Records excerpted from a collection
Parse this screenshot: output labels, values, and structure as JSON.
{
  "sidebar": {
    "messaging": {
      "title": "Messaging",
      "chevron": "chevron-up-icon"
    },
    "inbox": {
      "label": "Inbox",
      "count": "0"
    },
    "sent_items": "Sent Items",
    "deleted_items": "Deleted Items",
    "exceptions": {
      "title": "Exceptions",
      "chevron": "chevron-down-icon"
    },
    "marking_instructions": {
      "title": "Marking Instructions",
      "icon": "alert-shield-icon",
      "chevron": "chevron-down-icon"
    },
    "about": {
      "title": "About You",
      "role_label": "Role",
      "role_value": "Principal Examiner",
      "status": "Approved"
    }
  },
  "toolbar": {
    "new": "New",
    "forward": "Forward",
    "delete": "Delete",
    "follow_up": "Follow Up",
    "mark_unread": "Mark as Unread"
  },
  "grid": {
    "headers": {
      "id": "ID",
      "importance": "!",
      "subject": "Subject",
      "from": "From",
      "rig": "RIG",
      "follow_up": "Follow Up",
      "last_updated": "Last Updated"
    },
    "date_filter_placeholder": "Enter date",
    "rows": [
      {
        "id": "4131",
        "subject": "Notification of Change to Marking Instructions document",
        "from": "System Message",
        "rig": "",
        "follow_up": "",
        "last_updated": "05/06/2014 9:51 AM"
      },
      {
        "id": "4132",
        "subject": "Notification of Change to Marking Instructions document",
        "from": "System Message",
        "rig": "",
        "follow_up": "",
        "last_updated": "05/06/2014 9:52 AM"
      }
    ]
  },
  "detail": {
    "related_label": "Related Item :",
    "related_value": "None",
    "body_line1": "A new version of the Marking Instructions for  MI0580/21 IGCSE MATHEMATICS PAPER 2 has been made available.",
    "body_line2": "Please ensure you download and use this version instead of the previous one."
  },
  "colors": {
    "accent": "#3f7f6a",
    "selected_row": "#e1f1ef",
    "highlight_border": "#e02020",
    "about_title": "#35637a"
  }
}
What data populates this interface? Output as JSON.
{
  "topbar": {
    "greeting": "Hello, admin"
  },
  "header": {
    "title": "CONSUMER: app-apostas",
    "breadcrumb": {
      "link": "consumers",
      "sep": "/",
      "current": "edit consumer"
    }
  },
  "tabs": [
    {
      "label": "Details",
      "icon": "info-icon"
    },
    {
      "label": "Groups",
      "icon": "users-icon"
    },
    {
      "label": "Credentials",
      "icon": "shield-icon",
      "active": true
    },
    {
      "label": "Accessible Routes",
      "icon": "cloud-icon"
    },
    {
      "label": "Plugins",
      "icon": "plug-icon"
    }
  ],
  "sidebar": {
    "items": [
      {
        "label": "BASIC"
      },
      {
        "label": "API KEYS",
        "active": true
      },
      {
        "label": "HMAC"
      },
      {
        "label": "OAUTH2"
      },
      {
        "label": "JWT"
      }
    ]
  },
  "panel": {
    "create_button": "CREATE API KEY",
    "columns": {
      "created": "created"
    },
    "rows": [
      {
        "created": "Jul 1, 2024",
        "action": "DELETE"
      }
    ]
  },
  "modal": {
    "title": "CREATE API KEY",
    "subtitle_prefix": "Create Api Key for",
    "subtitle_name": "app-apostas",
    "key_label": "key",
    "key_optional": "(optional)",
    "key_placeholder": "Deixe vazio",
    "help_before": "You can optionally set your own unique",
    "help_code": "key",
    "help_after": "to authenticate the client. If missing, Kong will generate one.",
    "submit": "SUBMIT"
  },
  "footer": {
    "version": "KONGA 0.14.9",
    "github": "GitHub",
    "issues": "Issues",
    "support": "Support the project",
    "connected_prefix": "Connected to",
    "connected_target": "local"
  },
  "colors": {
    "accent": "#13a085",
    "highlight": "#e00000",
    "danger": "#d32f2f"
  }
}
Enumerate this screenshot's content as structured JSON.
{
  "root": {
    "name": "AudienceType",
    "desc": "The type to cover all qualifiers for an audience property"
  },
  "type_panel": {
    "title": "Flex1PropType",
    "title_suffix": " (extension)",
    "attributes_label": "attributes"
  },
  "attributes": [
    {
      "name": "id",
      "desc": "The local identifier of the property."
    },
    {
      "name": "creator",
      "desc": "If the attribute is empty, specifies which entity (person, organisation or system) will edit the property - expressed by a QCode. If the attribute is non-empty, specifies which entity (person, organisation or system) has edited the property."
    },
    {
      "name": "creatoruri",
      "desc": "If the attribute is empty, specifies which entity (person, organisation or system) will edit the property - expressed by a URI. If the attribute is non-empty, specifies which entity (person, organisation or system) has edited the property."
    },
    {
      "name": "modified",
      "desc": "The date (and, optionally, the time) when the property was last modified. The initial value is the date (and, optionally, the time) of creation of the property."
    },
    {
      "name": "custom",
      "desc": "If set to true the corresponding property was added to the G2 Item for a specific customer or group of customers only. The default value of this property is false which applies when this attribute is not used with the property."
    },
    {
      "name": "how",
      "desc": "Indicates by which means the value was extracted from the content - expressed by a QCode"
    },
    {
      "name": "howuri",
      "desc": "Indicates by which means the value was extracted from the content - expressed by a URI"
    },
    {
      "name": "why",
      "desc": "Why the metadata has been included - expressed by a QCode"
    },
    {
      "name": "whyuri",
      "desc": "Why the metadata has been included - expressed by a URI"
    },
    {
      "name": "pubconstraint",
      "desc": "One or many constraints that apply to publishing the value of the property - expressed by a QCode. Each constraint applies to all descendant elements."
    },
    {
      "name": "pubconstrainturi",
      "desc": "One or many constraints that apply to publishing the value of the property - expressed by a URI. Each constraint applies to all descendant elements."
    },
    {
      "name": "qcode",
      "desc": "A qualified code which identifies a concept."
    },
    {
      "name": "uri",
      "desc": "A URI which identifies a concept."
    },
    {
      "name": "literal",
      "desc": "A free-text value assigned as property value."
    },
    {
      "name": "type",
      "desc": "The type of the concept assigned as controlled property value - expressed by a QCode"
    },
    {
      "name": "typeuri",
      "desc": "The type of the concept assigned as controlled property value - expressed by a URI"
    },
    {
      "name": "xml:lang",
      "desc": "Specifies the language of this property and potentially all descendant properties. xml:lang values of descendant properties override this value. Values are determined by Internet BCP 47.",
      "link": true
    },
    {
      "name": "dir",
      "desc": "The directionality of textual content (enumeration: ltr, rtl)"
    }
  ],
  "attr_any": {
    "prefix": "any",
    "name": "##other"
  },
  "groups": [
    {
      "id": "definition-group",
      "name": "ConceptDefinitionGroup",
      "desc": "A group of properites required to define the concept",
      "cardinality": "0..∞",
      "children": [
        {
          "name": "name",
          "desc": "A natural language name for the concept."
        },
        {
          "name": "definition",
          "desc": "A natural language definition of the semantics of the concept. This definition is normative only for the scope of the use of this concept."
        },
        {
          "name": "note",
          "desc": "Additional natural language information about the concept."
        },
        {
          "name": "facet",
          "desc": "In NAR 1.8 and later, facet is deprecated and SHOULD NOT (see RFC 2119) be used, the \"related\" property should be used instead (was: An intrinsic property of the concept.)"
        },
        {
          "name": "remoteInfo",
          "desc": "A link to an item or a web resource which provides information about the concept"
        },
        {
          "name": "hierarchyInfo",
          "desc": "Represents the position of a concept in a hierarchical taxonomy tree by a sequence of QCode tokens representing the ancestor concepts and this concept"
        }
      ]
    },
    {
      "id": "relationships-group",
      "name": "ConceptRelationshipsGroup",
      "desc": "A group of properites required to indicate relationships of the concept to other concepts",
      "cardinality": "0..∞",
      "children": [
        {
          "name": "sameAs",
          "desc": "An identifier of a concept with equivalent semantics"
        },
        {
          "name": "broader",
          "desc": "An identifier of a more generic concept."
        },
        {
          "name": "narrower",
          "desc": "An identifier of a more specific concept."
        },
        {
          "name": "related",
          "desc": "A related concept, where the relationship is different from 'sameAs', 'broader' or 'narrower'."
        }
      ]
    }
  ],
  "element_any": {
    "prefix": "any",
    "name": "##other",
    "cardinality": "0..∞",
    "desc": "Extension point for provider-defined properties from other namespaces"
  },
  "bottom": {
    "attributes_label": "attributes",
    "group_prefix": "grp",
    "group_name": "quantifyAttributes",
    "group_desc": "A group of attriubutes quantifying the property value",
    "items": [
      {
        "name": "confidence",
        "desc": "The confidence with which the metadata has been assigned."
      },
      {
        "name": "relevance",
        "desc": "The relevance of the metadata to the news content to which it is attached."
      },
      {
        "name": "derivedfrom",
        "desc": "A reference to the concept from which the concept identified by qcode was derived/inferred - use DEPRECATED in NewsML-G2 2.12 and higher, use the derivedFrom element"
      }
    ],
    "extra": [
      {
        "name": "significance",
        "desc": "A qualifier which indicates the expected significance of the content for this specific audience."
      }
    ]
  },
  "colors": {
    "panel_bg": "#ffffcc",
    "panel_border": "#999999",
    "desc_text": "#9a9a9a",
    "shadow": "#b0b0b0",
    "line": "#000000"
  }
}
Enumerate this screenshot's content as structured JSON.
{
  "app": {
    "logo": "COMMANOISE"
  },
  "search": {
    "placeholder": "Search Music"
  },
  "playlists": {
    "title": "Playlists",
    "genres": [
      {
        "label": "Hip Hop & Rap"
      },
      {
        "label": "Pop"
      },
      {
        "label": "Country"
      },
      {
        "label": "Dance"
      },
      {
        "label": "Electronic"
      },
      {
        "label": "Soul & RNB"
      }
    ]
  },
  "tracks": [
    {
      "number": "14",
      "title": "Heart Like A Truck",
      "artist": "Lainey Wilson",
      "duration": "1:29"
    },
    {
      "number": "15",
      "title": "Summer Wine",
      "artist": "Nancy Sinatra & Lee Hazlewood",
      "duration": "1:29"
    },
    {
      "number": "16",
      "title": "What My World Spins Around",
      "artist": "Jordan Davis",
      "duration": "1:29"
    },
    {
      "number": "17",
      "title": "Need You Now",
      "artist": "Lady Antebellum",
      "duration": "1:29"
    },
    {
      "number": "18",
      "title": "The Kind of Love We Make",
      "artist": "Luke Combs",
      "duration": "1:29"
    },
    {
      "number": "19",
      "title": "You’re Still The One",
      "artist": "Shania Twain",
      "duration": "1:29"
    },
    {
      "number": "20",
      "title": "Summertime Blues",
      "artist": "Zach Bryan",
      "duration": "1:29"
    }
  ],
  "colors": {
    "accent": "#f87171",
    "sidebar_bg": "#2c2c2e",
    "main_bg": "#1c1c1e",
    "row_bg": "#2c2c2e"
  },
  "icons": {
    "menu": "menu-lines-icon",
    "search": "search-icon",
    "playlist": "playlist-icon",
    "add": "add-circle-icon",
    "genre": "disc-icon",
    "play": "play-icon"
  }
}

§ To do
Tally up the lines with the word "semantics" in them, and answer with that number by itself.

§ Full solution
2